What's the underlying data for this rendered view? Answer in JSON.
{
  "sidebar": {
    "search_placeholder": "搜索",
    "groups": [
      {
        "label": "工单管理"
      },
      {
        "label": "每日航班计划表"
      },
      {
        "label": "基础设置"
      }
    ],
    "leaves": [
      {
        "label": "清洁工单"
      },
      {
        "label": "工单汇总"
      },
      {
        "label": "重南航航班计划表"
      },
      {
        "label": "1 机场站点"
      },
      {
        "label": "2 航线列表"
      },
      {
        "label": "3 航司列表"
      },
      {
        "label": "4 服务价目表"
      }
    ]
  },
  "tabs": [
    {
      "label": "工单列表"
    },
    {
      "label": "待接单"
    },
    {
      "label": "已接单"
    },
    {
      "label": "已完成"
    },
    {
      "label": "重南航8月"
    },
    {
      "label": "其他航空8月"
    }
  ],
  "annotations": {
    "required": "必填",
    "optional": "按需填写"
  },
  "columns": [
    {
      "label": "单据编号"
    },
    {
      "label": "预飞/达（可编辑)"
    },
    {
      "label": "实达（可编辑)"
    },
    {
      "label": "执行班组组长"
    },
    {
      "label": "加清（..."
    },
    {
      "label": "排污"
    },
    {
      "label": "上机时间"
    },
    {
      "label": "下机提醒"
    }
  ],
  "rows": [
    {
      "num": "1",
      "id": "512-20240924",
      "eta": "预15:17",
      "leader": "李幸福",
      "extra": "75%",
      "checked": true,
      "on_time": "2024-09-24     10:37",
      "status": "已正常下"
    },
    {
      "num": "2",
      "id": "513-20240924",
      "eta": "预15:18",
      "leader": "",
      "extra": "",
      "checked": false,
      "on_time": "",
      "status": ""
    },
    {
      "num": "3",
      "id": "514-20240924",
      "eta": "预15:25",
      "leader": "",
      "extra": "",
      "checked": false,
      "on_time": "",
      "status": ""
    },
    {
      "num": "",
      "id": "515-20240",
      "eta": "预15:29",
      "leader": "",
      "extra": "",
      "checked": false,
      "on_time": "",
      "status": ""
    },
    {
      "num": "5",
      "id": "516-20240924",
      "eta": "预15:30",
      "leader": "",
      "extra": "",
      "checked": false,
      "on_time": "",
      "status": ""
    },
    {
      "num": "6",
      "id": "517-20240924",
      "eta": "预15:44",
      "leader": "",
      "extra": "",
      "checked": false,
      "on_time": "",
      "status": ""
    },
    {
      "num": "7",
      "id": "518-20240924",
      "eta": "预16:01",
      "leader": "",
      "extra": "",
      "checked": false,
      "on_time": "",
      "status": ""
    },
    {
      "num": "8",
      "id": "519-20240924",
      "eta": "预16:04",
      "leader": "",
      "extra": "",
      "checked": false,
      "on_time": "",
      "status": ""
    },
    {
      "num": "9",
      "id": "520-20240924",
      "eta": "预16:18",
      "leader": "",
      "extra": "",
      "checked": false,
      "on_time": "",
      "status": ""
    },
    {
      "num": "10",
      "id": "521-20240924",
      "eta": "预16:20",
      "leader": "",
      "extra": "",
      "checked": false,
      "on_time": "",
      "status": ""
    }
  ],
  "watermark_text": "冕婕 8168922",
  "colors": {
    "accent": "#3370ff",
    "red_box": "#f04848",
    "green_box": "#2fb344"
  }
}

:: Given instruction ::
Type out the full listing again, exactly as given.

:: Exercise result ::
What's the underlying data for this rendered view? Answer in JSON.
{
  "sidebar": {
    "search_placeholder": "搜索",
    "groups": [
      {
        "label": "工单管理"
      },
      {
        "label": "每日航班计划表"
      },
      {
        "label": "基础设置"
      }
    ],
    "leaves": [
      {
        "label": "清洁工单"
      },
      {
        "label": "工单汇总"
      },
      {
        "label": "重南航航班计划表"
      },
      {
        "label": "1 机场站点"
      },
      {
        "label": "2 航线列表"
      },
      {
        "label": "3 航司列表"
      },
      {
        "label": "4 服务价目表"
      }
    ]
  },
  "tabs": [
    {
      "label": "工单列表"
    },
    {
      "label": "待接单"
    },
    {
      "label": "已接单"
    },
    {
      "label": "已完成"
    },
    {
      "label": "重南航8月"
    },
    {
      "label": "其他航空8月"
    }
  ],
  "annotations": {
    "required": "必填",
    "optional": "按需填写"
  },
  "columns": [
    {
      "label": "单据编号"
    },
    {
      "label": "预飞/达（可编辑)"
    },
    {
      "label": "实达（可编辑)"
    },
    {
      "label": "执行班组组长"
    },
    {
      "label": "加清（..."
    },
    {
      "label": "排污"
    },
    {
      "label": "上机时间"
    },
    {
      "label": "下机提醒"
    }
  ],
  "rows": [
    {
      "num": "1",
      "id": "512-20240924",
      "eta": "预15:17",
      "leader": "李幸福",
      "extra": "75%",
      "checked": true,
      "on_time": "2024-09-24     10:37",
      "status": "已正常下"
    },
    {
      "num": "2",
      "id": "513-20240924",
      "eta": "预15:18",
      "leader": "",
      "extra": "",
      "checked": false,
      "on_time": "",
      "status": ""
    },
    {
      "num": "3",
      "id": "514-20240924",
      "eta": "预15:25",
      "leader": "",
      "extra": "",
      "checked": false,
      "on_time": "",
      "status": ""
    },
    {
      "num": "",
      "id": "515-20240",
      "eta": "预15:29",
      "leader": "",
      "extra": "",
      "checked": false,
      "on_time": "",
      "status": ""
    },
    {
      "num": "5",
      "id": "516-20240924",
      "eta": "预15:30",
      "leader": "",
      "extra": "",
      "checked": false,
      "on_time": "",
      "status": ""
    },
    {
      "num": "6",
      "id": "517-20240924",
      "eta": "预15:44",
      "leader": "",
      "extra": "",
      "checked": false,
      "on_time": "",
      "status": ""
    },
    {
      "num": "7",
      "id": "518-20240924",
      "eta": "预16:01",
      "leader": "",
      "extra": "",
      "checked": false,
      "on_time": "",
      "status": ""
    },
    {
      "num": "8",
      "id": "519-20240924",
      "eta": "预16:04",
      "leader": "",
      "extra": "",
      "checked": false,
      "on_time": "",
      "status": ""
    },
    {
      "num": "9",
      "id": "520-20240924",
      "eta": "预16:18",
      "leader": "",
      "extra": "",
      "checked": false,
      "on_time": "",
      "status": ""
    },
    {
      "num": "10",
      "id": "521-20240924",
      "eta": "预16:20",
      "leader": "",
      "extra": "",
      "checked": false,
      "on_time": "",
      "status": ""
    }
  ],
  "watermark_text": "冕婕 8168922",
  "colors": {
    "accent": "#3370ff",
    "red_box": "#f04848",
    "green_box": "#2fb344"
  }
}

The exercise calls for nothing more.